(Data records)
++++++
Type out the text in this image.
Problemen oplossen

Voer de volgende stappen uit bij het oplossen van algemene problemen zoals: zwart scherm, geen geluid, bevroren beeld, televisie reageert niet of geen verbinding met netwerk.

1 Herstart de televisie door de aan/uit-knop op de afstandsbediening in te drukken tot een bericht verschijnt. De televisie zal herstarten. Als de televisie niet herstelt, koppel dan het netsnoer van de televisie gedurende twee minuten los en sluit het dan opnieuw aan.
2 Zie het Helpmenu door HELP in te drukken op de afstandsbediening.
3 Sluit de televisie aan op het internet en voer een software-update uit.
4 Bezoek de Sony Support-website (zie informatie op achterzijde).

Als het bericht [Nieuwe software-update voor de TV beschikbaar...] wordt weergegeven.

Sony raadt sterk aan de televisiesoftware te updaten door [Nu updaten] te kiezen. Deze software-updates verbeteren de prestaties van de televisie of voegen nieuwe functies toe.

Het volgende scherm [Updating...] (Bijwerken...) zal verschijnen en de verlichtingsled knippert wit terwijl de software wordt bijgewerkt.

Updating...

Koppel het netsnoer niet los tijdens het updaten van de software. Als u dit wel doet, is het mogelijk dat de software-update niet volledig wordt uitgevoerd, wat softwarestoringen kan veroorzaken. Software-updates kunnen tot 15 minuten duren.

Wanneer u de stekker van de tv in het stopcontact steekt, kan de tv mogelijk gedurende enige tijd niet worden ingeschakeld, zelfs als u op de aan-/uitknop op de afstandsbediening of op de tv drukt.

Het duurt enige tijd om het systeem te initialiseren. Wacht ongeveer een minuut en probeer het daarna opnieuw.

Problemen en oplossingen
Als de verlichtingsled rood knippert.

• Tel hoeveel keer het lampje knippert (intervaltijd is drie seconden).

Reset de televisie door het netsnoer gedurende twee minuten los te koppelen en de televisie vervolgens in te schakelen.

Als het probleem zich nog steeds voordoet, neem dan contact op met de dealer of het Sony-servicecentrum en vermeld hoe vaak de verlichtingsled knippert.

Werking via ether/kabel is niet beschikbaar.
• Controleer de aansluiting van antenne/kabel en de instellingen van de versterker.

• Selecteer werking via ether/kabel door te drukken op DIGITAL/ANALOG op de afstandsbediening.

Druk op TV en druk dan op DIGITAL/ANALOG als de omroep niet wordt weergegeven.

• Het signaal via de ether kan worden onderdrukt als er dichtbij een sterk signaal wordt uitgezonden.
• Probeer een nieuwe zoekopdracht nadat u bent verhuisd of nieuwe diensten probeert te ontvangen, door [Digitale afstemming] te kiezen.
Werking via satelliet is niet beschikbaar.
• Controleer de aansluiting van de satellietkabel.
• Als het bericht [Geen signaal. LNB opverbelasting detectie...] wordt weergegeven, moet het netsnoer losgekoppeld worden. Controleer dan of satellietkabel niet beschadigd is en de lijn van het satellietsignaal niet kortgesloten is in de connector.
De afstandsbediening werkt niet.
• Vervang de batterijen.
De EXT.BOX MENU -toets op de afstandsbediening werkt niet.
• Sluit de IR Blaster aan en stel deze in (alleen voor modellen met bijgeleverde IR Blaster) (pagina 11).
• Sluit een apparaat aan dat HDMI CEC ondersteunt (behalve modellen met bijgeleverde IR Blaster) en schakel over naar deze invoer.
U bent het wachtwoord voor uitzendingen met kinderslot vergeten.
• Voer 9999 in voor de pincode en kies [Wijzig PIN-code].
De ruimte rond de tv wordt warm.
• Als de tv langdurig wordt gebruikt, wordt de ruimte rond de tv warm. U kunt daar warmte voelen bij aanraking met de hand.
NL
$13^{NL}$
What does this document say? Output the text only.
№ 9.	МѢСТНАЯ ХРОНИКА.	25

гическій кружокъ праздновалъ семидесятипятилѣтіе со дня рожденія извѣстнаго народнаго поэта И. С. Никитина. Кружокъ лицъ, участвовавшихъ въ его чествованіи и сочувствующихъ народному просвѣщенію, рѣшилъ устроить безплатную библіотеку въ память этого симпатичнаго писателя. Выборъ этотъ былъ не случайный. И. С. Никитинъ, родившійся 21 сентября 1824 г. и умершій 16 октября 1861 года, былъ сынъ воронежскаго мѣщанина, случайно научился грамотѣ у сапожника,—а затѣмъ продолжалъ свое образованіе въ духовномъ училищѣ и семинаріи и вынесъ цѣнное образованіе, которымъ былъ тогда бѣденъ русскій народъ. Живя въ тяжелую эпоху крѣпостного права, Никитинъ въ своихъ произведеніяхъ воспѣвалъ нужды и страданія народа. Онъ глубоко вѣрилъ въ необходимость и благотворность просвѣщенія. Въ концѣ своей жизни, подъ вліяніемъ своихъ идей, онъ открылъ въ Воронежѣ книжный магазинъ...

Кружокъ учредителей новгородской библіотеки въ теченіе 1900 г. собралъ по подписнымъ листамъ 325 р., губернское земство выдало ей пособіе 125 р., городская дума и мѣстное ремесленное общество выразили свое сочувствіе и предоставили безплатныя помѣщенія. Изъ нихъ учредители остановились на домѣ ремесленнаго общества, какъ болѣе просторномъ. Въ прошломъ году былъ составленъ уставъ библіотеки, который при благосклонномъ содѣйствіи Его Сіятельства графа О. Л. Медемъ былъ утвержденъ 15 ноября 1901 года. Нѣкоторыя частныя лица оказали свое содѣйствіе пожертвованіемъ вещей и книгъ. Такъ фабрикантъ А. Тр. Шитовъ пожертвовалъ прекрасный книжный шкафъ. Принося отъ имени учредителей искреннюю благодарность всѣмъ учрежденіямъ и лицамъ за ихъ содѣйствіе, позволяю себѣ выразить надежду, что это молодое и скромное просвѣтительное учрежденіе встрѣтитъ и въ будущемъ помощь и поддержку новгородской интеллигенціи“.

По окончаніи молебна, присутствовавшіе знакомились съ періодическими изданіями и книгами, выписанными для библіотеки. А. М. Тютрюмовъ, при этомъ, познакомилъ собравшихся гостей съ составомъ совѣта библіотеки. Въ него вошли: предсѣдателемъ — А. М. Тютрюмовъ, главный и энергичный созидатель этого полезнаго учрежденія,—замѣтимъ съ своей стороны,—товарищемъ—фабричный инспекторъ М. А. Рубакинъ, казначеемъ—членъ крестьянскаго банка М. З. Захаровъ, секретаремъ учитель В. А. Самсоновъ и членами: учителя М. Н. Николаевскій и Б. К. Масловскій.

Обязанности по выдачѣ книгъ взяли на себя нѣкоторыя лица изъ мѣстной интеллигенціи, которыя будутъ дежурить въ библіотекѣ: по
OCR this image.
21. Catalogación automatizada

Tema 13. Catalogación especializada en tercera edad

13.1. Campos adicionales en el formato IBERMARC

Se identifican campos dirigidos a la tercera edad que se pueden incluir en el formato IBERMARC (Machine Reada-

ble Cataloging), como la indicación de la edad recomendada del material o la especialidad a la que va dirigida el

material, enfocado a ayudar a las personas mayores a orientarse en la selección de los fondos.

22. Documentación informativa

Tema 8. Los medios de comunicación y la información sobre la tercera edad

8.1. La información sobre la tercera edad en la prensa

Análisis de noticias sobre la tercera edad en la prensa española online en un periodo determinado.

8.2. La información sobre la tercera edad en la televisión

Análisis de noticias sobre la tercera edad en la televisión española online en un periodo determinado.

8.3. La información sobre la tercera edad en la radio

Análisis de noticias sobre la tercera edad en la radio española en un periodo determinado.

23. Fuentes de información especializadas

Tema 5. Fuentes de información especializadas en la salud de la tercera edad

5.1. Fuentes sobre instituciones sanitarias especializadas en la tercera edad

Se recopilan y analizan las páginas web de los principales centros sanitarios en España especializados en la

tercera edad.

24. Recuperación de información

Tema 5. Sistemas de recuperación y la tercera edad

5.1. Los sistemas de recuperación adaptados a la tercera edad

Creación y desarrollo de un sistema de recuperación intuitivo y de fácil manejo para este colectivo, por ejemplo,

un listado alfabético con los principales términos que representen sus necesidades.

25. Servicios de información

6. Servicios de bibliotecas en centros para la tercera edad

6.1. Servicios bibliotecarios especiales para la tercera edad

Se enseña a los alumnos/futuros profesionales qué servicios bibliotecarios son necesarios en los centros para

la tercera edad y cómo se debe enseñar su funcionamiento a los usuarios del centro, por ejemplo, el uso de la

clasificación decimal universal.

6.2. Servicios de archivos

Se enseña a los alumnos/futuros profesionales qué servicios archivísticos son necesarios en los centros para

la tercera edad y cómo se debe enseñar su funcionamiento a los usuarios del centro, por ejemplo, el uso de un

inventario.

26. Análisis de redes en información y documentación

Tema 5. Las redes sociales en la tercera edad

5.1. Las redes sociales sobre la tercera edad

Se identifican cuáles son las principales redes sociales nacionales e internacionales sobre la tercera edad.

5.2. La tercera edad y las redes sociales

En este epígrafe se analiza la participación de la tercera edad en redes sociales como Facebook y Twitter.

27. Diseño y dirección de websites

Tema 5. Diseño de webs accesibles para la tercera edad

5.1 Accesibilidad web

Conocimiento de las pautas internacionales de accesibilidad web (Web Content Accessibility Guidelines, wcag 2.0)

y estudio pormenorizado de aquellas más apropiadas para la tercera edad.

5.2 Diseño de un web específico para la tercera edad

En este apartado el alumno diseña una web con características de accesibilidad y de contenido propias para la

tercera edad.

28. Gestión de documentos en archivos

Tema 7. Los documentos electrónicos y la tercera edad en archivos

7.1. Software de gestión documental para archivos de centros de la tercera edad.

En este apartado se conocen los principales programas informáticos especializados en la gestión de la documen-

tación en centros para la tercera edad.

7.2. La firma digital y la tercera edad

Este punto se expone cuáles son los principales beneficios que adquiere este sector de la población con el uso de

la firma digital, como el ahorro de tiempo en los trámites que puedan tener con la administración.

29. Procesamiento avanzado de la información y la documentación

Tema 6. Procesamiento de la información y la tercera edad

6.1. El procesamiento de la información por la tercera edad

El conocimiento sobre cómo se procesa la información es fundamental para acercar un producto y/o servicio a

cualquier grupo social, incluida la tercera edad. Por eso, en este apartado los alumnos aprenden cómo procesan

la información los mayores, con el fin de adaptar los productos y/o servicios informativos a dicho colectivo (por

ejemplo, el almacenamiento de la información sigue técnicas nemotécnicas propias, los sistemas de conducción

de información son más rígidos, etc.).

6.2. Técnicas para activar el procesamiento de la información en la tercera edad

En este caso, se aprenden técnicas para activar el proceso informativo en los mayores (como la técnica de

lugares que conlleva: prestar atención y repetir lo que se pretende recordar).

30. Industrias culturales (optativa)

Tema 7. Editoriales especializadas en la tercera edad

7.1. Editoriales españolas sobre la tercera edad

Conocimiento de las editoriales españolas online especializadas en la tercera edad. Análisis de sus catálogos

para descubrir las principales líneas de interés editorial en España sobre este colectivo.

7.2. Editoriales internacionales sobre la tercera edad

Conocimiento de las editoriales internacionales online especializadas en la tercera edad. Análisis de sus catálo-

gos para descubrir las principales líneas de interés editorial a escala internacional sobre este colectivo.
++++++
CHALLENGE:
In the entries above, find lines with "noticias" and copy each.

RESULT:
Análisis de noticias sobre la tercera edad en la prensa española online en un periodo determinado.
Análisis de noticias sobre la tercera edad en la televisión española online en un periodo determinado.
Análisis de noticias sobre la tercera edad en la radio española en un periodo determinado.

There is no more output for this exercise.